SET EXERCISE: Go through the listing below and gather every line with the word "climb".

>>>

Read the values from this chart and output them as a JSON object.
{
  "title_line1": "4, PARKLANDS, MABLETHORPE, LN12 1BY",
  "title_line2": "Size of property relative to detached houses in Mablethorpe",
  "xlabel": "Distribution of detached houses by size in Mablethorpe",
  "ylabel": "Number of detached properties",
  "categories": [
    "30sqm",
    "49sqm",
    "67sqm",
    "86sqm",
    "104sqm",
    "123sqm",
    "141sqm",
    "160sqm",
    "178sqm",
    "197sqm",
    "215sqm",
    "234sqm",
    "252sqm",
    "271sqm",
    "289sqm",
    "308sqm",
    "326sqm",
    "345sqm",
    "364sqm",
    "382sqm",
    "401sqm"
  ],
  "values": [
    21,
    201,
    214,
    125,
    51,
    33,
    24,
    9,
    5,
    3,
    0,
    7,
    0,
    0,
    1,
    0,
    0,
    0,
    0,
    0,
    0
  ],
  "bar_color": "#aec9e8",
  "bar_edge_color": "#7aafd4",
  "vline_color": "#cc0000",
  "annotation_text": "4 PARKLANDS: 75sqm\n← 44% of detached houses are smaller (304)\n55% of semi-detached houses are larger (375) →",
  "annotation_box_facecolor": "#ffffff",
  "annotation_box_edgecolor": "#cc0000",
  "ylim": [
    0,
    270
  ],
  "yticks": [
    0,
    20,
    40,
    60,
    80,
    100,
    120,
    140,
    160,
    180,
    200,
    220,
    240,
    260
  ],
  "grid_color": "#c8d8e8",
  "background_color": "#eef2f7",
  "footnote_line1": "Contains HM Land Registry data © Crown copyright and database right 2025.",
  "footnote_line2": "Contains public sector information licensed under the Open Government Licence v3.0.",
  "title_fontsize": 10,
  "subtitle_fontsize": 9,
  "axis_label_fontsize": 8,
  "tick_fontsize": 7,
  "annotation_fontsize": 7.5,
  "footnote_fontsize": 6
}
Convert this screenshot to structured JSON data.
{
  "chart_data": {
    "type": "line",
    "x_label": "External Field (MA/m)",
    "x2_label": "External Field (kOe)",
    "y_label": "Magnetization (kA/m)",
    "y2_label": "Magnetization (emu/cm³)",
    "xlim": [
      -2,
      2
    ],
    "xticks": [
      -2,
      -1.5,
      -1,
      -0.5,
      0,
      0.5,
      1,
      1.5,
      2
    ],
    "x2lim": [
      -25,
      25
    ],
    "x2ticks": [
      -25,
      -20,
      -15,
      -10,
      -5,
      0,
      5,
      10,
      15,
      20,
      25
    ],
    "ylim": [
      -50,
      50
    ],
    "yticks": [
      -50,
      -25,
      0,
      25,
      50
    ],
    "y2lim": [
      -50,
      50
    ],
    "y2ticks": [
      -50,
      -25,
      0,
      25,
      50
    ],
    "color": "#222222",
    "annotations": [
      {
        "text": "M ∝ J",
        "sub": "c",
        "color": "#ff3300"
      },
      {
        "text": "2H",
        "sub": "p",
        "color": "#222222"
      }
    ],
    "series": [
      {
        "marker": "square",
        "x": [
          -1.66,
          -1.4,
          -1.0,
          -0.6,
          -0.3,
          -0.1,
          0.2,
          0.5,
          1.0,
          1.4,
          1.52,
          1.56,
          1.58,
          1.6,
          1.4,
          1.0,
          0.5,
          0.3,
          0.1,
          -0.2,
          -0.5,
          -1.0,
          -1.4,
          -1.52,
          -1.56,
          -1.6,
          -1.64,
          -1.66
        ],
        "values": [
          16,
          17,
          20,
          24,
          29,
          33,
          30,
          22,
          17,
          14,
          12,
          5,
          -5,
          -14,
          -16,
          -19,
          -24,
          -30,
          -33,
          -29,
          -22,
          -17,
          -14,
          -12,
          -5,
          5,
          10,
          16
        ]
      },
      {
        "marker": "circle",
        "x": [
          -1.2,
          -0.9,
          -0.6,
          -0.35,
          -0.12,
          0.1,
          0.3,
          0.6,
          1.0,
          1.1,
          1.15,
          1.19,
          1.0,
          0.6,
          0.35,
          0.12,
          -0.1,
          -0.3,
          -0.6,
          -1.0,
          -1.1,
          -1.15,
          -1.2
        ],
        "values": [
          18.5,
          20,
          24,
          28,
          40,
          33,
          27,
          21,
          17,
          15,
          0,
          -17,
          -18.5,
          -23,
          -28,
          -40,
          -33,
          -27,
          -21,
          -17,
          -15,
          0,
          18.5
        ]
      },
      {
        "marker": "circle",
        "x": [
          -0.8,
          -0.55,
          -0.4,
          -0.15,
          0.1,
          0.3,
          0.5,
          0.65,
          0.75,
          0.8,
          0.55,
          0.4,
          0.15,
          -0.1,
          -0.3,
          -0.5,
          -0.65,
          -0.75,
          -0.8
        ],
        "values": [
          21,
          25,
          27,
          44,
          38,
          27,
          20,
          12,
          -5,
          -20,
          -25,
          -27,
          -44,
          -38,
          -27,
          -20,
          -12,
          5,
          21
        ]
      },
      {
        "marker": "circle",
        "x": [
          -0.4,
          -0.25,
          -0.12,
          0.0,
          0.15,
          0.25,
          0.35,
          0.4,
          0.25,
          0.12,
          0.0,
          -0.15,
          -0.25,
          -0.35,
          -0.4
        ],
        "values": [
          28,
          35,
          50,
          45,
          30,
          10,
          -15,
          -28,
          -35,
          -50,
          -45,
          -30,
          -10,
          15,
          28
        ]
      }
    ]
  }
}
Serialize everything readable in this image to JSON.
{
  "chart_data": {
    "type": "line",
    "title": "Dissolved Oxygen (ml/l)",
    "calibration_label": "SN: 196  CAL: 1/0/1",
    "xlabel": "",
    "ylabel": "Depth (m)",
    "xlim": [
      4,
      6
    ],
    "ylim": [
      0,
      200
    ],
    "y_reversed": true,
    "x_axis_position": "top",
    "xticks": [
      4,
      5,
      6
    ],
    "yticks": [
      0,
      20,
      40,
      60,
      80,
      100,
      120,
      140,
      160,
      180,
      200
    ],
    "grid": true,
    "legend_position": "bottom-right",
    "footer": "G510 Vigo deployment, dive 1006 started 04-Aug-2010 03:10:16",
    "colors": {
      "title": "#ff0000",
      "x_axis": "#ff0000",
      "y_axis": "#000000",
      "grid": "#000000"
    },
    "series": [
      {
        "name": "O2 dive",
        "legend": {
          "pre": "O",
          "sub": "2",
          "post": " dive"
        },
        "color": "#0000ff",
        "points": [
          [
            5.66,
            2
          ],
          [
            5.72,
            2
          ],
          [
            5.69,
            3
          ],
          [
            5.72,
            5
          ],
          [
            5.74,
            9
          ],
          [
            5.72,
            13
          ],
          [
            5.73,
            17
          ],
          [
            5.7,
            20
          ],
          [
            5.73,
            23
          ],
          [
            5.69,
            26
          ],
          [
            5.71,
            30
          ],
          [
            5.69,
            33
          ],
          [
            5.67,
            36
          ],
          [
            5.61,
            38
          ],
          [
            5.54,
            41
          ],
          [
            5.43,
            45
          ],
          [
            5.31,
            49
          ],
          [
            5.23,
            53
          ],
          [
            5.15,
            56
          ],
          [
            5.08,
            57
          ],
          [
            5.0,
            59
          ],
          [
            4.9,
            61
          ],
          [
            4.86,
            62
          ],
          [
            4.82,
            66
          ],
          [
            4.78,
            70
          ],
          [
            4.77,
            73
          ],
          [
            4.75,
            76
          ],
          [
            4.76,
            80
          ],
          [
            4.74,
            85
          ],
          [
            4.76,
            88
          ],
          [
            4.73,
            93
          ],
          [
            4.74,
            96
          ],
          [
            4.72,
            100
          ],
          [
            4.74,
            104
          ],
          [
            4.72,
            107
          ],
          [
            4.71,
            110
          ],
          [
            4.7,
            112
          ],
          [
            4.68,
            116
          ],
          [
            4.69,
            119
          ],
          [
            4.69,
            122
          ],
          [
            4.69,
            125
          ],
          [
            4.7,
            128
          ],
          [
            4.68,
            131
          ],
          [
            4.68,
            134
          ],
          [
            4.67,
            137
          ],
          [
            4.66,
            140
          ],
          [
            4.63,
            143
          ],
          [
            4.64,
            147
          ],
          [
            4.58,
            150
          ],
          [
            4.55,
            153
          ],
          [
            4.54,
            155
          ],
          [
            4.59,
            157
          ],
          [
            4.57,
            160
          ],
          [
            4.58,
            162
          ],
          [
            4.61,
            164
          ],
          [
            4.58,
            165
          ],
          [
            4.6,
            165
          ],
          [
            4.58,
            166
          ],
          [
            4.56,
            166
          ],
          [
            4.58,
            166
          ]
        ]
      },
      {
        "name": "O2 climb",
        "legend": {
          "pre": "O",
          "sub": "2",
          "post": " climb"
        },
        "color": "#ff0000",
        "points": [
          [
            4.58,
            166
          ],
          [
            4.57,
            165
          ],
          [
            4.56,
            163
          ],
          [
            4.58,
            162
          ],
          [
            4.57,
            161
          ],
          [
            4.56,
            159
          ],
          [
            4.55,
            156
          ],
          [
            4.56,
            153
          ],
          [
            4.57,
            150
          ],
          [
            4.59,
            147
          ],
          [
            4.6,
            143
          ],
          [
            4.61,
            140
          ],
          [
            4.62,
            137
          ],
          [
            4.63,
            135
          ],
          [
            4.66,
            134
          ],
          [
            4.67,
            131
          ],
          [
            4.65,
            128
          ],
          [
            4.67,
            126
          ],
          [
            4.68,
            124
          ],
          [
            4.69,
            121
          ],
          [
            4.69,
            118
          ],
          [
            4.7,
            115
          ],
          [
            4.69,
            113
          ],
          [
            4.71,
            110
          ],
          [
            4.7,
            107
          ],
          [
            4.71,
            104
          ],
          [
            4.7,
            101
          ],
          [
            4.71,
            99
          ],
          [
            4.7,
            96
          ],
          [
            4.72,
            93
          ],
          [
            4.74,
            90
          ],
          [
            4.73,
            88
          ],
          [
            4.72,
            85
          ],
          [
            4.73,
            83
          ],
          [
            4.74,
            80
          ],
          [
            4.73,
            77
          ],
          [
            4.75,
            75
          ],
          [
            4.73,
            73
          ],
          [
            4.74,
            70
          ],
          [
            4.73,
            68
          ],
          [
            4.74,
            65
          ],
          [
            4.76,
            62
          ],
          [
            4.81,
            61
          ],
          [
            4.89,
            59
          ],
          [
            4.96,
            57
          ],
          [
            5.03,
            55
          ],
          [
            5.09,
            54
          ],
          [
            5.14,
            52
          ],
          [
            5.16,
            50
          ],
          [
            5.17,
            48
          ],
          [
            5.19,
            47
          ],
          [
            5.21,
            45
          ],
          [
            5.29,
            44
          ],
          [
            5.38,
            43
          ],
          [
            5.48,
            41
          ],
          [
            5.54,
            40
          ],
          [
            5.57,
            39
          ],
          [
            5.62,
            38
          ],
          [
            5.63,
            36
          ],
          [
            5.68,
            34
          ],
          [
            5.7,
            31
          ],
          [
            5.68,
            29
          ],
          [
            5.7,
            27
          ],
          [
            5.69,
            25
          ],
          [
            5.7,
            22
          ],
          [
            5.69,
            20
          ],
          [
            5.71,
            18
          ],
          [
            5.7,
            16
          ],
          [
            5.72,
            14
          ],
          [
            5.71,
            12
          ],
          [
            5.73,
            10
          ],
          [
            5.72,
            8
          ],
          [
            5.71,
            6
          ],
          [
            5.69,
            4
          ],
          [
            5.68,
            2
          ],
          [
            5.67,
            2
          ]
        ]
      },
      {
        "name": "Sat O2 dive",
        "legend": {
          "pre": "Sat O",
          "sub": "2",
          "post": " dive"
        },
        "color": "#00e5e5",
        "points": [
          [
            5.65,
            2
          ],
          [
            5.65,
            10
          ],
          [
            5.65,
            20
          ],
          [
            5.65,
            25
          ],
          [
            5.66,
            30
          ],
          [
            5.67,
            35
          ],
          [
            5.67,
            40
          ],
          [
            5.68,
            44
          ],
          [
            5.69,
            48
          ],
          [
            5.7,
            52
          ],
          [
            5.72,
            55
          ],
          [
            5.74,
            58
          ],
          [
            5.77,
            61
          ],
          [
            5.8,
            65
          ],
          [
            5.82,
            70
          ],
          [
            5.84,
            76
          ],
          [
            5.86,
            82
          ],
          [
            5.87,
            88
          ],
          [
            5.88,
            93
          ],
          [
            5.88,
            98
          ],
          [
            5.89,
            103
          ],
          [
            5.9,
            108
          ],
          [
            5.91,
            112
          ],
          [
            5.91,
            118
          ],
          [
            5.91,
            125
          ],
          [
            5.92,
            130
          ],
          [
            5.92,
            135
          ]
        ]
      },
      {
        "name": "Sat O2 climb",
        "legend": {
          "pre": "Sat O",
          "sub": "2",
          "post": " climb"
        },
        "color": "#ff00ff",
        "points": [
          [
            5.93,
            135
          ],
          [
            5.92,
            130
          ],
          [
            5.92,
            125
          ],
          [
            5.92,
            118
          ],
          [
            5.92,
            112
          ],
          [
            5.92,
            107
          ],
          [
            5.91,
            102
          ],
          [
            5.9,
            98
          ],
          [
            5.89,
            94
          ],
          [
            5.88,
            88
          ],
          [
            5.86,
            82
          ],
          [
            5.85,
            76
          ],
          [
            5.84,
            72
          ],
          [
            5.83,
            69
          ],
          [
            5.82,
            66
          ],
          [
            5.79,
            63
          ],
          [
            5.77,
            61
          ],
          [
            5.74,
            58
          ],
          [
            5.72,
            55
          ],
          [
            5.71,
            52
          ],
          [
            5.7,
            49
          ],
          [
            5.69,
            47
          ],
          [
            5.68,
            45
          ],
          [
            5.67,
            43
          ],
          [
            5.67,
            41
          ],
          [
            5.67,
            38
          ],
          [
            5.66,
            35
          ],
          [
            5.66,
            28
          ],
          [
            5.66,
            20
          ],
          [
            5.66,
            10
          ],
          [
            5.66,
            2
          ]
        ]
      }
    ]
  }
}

<<<

RESPONSE:
        "name": "O2 climb",
          "post": " climb"
        "name": "Sat O2 climb",
          "post": " climb"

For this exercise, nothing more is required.